▶ **Set exercise**: Retype every line of the records below without changing a single character.

━━━━━ Material for this task

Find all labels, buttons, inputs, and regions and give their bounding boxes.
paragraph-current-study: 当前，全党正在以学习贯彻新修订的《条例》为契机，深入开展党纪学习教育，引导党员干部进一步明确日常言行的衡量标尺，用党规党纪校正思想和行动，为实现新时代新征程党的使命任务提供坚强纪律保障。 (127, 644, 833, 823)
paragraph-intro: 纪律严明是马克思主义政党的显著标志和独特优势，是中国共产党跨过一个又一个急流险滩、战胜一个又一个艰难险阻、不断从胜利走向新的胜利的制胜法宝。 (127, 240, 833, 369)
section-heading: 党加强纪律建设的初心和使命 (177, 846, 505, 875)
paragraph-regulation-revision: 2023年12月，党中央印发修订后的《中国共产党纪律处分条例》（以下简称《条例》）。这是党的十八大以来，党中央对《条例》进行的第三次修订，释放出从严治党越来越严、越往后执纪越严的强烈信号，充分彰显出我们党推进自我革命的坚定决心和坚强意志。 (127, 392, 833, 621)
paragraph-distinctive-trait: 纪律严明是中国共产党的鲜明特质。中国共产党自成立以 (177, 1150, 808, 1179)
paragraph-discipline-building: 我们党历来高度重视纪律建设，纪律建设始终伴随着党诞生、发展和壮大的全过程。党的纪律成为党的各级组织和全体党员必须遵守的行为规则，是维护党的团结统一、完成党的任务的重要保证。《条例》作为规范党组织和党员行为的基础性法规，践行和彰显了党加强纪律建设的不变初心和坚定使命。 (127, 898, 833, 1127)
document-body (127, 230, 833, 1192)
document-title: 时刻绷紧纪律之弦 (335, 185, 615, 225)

━━━━━━━━━━

▶ **The result**:
Find all labels, buttons, inputs, and regions and give their bounding boxes.
paragraph-current-study: 当前，全党正在以学习贯彻新修订的《条例》为契机，深入开展党纪学习教育，引导党员干部进一步明确日常言行的衡量标尺，用党规党纪校正思想和行动，为实现新时代新征程党的使命任务提供坚强纪律保障。 (127, 644, 833, 823)
paragraph-intro: 纪律严明是马克思主义政党的显著标志和独特优势，是中国共产党跨过一个又一个急流险滩、战胜一个又一个艰难险阻、不断从胜利走向新的胜利的制胜法宝。 (127, 240, 833, 369)
section-heading: 党加强纪律建设的初心和使命 (177, 846, 505, 875)
paragraph-regulation-revision: 2023年12月，党中央印发修订后的《中国共产党纪律处分条例》（以下简称《条例》）。这是党的十八大以来，党中央对《条例》进行的第三次修订，释放出从严治党越来越严、越往后执纪越严的强烈信号，充分彰显出我们党推进自我革命的坚定决心和坚强意志。 (127, 392, 833, 621)
paragraph-distinctive-trait: 纪律严明是中国共产党的鲜明特质。中国共产党自成立以 (177, 1150, 808, 1179)
paragraph-discipline-building: 我们党历来高度重视纪律建设，纪律建设始终伴随着党诞生、发展和壮大的全过程。党的纪律成为党的各级组织和全体党员必须遵守的行为规则，是维护党的团结统一、完成党的任务的重要保证。《条例》作为规范党组织和党员行为的基础性法规，践行和彰显了党加强纪律建设的不变初心和坚定使命。 (127, 898, 833, 1127)
document-body (127, 230, 833, 1192)
document-title: 时刻绷紧纪律之弦 (335, 185, 615, 225)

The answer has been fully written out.